* Exercise instructions:
Transcribe the material in full, exactly as written.

* Entries shown:
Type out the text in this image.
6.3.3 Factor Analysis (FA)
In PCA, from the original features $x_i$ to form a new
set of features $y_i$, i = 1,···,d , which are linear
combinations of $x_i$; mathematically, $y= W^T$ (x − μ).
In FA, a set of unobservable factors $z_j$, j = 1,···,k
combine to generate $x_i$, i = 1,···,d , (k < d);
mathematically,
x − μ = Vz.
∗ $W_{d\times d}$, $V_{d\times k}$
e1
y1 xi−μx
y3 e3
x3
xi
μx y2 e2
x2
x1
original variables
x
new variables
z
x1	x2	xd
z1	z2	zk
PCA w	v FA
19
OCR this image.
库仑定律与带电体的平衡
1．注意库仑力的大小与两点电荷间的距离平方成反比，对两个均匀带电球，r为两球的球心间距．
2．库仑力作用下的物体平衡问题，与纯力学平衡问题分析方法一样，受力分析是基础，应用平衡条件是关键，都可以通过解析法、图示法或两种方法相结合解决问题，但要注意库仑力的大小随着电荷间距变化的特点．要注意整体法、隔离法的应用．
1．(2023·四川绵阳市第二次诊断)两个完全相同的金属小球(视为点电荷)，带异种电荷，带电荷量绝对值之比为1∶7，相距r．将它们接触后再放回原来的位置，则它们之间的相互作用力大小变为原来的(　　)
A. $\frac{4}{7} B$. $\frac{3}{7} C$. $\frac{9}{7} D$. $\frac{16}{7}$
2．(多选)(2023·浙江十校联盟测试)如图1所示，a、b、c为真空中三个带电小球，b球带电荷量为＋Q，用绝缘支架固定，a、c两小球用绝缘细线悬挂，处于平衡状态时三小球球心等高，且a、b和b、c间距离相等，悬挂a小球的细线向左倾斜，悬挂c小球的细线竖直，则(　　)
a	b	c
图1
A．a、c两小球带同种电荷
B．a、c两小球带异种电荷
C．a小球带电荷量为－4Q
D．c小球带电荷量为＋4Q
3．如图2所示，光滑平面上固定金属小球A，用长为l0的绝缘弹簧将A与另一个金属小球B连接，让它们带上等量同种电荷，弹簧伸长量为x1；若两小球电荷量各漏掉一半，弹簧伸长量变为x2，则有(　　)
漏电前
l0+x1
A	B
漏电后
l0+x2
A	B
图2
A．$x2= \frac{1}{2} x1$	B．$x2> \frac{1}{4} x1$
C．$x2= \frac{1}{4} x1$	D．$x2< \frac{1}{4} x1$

* Solution to this exercise:
Type out the text in this image.
6.3.3 Factor Analysis (FA)
In PCA, from the original features $x_i$ to form a new
set of features $y_i$, i = 1,···,d , which are linear
combinations of $x_i$; mathematically, $y= W^T$ (x − μ).
In FA, a set of unobservable factors $z_j$, j = 1,···,k
combine to generate $x_i$, i = 1,···,d , (k < d);
mathematically,
x − μ = Vz.
∗ $W_{d\times d}$, $V_{d\times k}$
e1
y1 xi−μx
y3 e3
x3
xi
μx y2 e2
x2
x1
original variables
x
new variables
z
x1	x2	xd
z1	z2	zk
PCA w	v FA
19
OCR this image.
库仑定律与带电体的平衡
1．注意库仑力的大小与两点电荷间的距离平方成反比，对两个均匀带电球，r为两球的球心间距．
2．库仑力作用下的物体平衡问题，与纯力学平衡问题分析方法一样，受力分析是基础，应用平衡条件是关键，都可以通过解析法、图示法或两种方法相结合解决问题，但要注意库仑力的大小随着电荷间距变化的特点．要注意整体法、隔离法的应用．
1．(2023·四川绵阳市第二次诊断)两个完全相同的金属小球(视为点电荷)，带异种电荷，带电荷量绝对值之比为1∶7，相距r．将它们接触后再放回原来的位置，则它们之间的相互作用力大小变为原来的(　　)
A. $\frac{4}{7} B$. $\frac{3}{7} C$. $\frac{9}{7} D$. $\frac{16}{7}$
2．(多选)(2023·浙江十校联盟测试)如图1所示，a、b、c为真空中三个带电小球，b球带电荷量为＋Q，用绝缘支架固定，a、c两小球用绝缘细线悬挂，处于平衡状态时三小球球心等高，且a、b和b、c间距离相等，悬挂a小球的细线向左倾斜，悬挂c小球的细线竖直，则(　　)
a	b	c
图1
A．a、c两小球带同种电荷
B．a、c两小球带异种电荷
C．a小球带电荷量为－4Q
D．c小球带电荷量为＋4Q
3．如图2所示，光滑平面上固定金属小球A，用长为l0的绝缘弹簧将A与另一个金属小球B连接，让它们带上等量同种电荷，弹簧伸长量为x1；若两小球电荷量各漏掉一半，弹簧伸长量变为x2，则有(　　)
漏电前
l0+x1
A	B
漏电后
l0+x2
A	B
图2
A．$x2= \frac{1}{2} x1$	B．$x2> \frac{1}{4} x1$
C．$x2= \frac{1}{4} x1$	D．$x2< \frac{1}{4} x1$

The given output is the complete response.